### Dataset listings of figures
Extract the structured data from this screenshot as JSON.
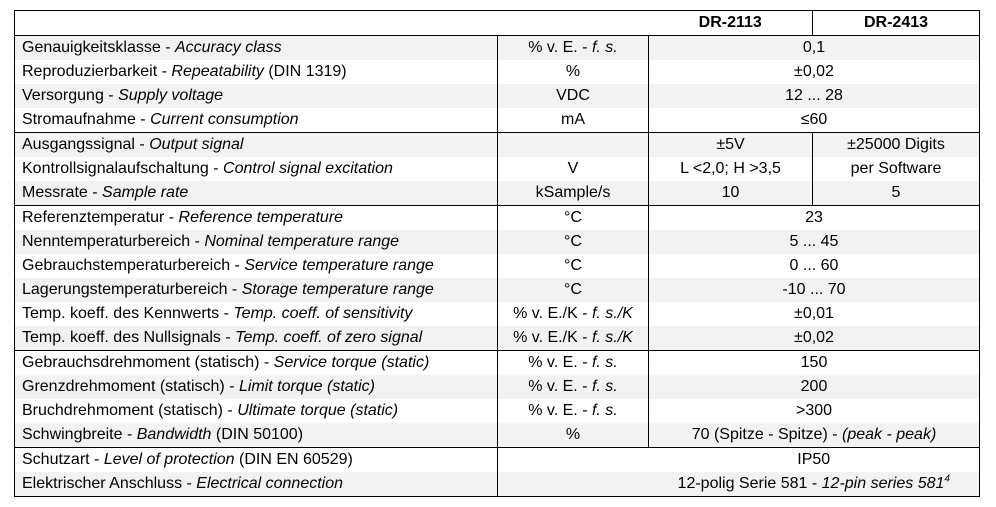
{
  "header": {
    "col1": "DR-2113",
    "col2": "DR-2413"
  },
  "groups": [
    [
      {
        "de": "Genauigkeitsklasse - ",
        "en": "Accuracy class",
        "extra": "",
        "unit": "% v. E. - ",
        "unit_i": "f. s.",
        "value": "0,1"
      },
      {
        "de": "Reproduzierbarkeit - ",
        "en": "Repeatability",
        "extra": " (DIN 1319)",
        "unit": "%",
        "unit_i": "",
        "value": "±0,02"
      },
      {
        "de": "Versorgung - ",
        "en": "Supply voltage",
        "extra": "",
        "unit": "VDC",
        "unit_i": "",
        "value": "12 ... 28"
      },
      {
        "de": "Stromaufnahme - ",
        "en": "Current consumption",
        "extra": "",
        "unit": "mA",
        "unit_i": "",
        "value": "≤60"
      }
    ],
    [
      {
        "de": "Ausgangssignal - ",
        "en": "Output signal",
        "extra": "",
        "unit": "",
        "unit_i": "",
        "v1": "±5V",
        "v2": "±25000 Digits"
      },
      {
        "de": "Kontrollsignalaufschaltung - ",
        "en": "Control signal excitation",
        "extra": "",
        "unit": "V",
        "unit_i": "",
        "v1": "L <2,0; H >3,5",
        "v2": "per Software"
      },
      {
        "de": "Messrate - ",
        "en": "Sample rate",
        "extra": "",
        "unit": "kSample/s",
        "unit_i": "",
        "v1": "10",
        "v2": "5"
      }
    ],
    [
      {
        "de": "Referenztemperatur - ",
        "en": "Reference temperature",
        "extra": "",
        "unit": "°C",
        "unit_i": "",
        "value": "23"
      },
      {
        "de": "Nenntemperaturbereich - ",
        "en": "Nominal temperature range",
        "extra": "",
        "unit": "°C",
        "unit_i": "",
        "value": "5 ... 45"
      },
      {
        "de": "Gebrauchstemperaturbereich - ",
        "en": "Service temperature range",
        "extra": "",
        "unit": "°C",
        "unit_i": "",
        "value": "0 ... 60"
      },
      {
        "de": "Lagerungstemperaturbereich - ",
        "en": "Storage temperature range",
        "extra": "",
        "unit": "°C",
        "unit_i": "",
        "value": "-10 ... 70"
      },
      {
        "de": "Temp. koeff. des Kennwerts - ",
        "en": "Temp. coeff. of sensitivity",
        "extra": "",
        "unit": "% v. E./K - ",
        "unit_i": "f. s./K",
        "value": "±0,01"
      },
      {
        "de": "Temp. koeff. des Nullsignals - ",
        "en": "Temp. coeff. of zero signal",
        "extra": "",
        "unit": "% v. E./K - ",
        "unit_i": "f. s./K",
        "value": "±0,02"
      }
    ],
    [
      {
        "de": "Gebrauchsdrehmoment (statisch) - ",
        "en": "Service torque (static)",
        "extra": "",
        "unit": "% v. E. - ",
        "unit_i": "f. s.",
        "value": "150"
      },
      {
        "de": "Grenzdrehmoment (statisch) - ",
        "en": "Limit torque (static)",
        "extra": "",
        "unit": "% v. E. - ",
        "unit_i": "f. s.",
        "value": "200"
      },
      {
        "de": "Bruchdrehmoment (statisch) - ",
        "en": "Ultimate torque (static)",
        "extra": "",
        "unit": "% v. E. - ",
        "unit_i": "f. s.",
        "value": ">300"
      },
      {
        "de": "Schwingbreite - ",
        "en": "Bandwidth",
        "extra": " (DIN 50100)",
        "unit": "%",
        "unit_i": "",
        "value": "70 (Spitze - Spitze) - ",
        "value_i": "(peak - peak)"
      }
    ],
    [
      {
        "de": "Schutzart - ",
        "en": "Level of protection",
        "extra": " (DIN EN 60529)",
        "nounit": true,
        "unit": "",
        "unit_i": "",
        "value": "IP50"
      },
      {
        "de": "Elektrischer Anschluss - ",
        "en": "Electrical connection",
        "extra": "",
        "nounit": true,
        "unit": "",
        "unit_i": "",
        "value": "12-polig Serie 581 - ",
        "value_i": "12-pin series 581",
        "value_sup": "4"
      }
    ]
  ]
}
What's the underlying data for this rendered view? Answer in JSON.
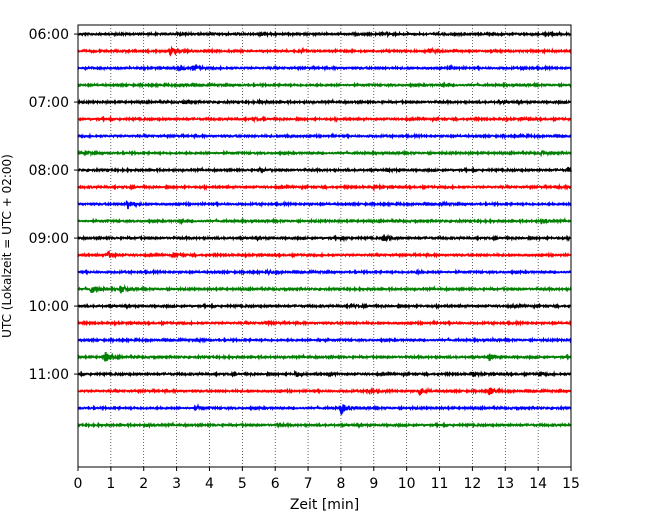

### YOUR TASK
Each entry above is to be written out again unchanged, apart from the pictures, which are left out.

### RESULT OF THIS EXERCISE
Extract the structured data from this screenshot as JSON.
{
  "header": {
    "col1": "DR-2113",
    "col2": "DR-2413"
  },
  "groups": [
    [
      {
        "de": "Genauigkeitsklasse - ",
        "en": "Accuracy class",
        "extra": "",
        "unit": "% v. E. - ",
        "unit_i": "f. s.",
        "value": "0,1"
      },
      {
        "de": "Reproduzierbarkeit - ",
        "en": "Repeatability",
        "extra": " (DIN 1319)",
        "unit": "%",
        "unit_i": "",
        "value": "±0,02"
      },
      {
        "de": "Versorgung - ",
        "en": "Supply voltage",
        "extra": "",
        "unit": "VDC",
        "unit_i": "",
        "value": "12 ... 28"
      },
      {
        "de": "Stromaufnahme - ",
        "en": "Current consumption",
        "extra": "",
        "unit": "mA",
        "unit_i": "",
        "value": "≤60"
      }
    ],
    [
      {
        "de": "Ausgangssignal - ",
        "en": "Output signal",
        "extra": "",
        "unit": "",
        "unit_i": "",
        "v1": "±5V",
        "v2": "±25000 Digits"
      },
      {
        "de": "Kontrollsignalaufschaltung - ",
        "en": "Control signal excitation",
        "extra": "",
        "unit": "V",
        "unit_i": "",
        "v1": "L <2,0; H >3,5",
        "v2": "per Software"
      },
      {
        "de": "Messrate - ",
        "en": "Sample rate",
        "extra": "",
        "unit": "kSample/s",
        "unit_i": "",
        "v1": "10",
        "v2": "5"
      }
    ],
    [
      {
        "de": "Referenztemperatur - ",
        "en": "Reference temperature",
        "extra": "",
        "unit": "°C",
        "unit_i": "",
        "value": "23"
      },
      {
        "de": "Nenntemperaturbereich - ",
        "en": "Nominal temperature range",
        "extra": "",
        "unit": "°C",
        "unit_i": "",
        "value": "5 ... 45"
      },
      {
        "de": "Gebrauchstemperaturbereich - ",
        "en": "Service temperature range",
        "extra": "",
        "unit": "°C",
        "unit_i": "",
        "value": "0 ... 60"
      },
      {
        "de": "Lagerungstemperaturbereich - ",
        "en": "Storage temperature range",
        "extra": "",
        "unit": "°C",
        "unit_i": "",
        "value": "-10 ... 70"
      },
      {
        "de": "Temp. koeff. des Kennwerts - ",
        "en": "Temp. coeff. of sensitivity",
        "extra": "",
        "unit": "% v. E./K - ",
        "unit_i": "f. s./K",
        "value": "±0,01"
      },
      {
        "de": "Temp. koeff. des Nullsignals - ",
        "en": "Temp. coeff. of zero signal",
        "extra": "",
        "unit": "% v. E./K - ",
        "unit_i": "f. s./K",
        "value": "±0,02"
      }
    ],
    [
      {
        "de": "Gebrauchsdrehmoment (statisch) - ",
        "en": "Service torque (static)",
        "extra": "",
        "unit": "% v. E. - ",
        "unit_i": "f. s.",
        "value": "150"
      },
      {
        "de": "Grenzdrehmoment (statisch) - ",
        "en": "Limit torque (static)",
        "extra": "",
        "unit": "% v. E. - ",
        "unit_i": "f. s.",
        "value": "200"
      },
      {
        "de": "Bruchdrehmoment (statisch) - ",
        "en": "Ultimate torque (static)",
        "extra": "",
        "unit": "% v. E. - ",
        "unit_i": "f. s.",
        "value": ">300"
      },
      {
        "de": "Schwingbreite - ",
        "en": "Bandwidth",
        "extra": " (DIN 50100)",
        "unit": "%",
        "unit_i": "",
        "value": "70 (Spitze - Spitze) - ",
        "value_i": "(peak - peak)"
      }
    ],
    [
      {
        "de": "Schutzart - ",
        "en": "Level of protection",
        "extra": " (DIN EN 60529)",
        "nounit": true,
        "unit": "",
        "unit_i": "",
        "value": "IP50"
      },
      {
        "de": "Elektrischer Anschluss - ",
        "en": "Electrical connection",
        "extra": "",
        "nounit": true,
        "unit": "",
        "unit_i": "",
        "value": "12-polig Serie 581 - ",
        "value_i": "12-pin series 581",
        "value_sup": "4"
      }
    ]
  ]
}
What's the underlying data for this rendered view? Answer in JSON.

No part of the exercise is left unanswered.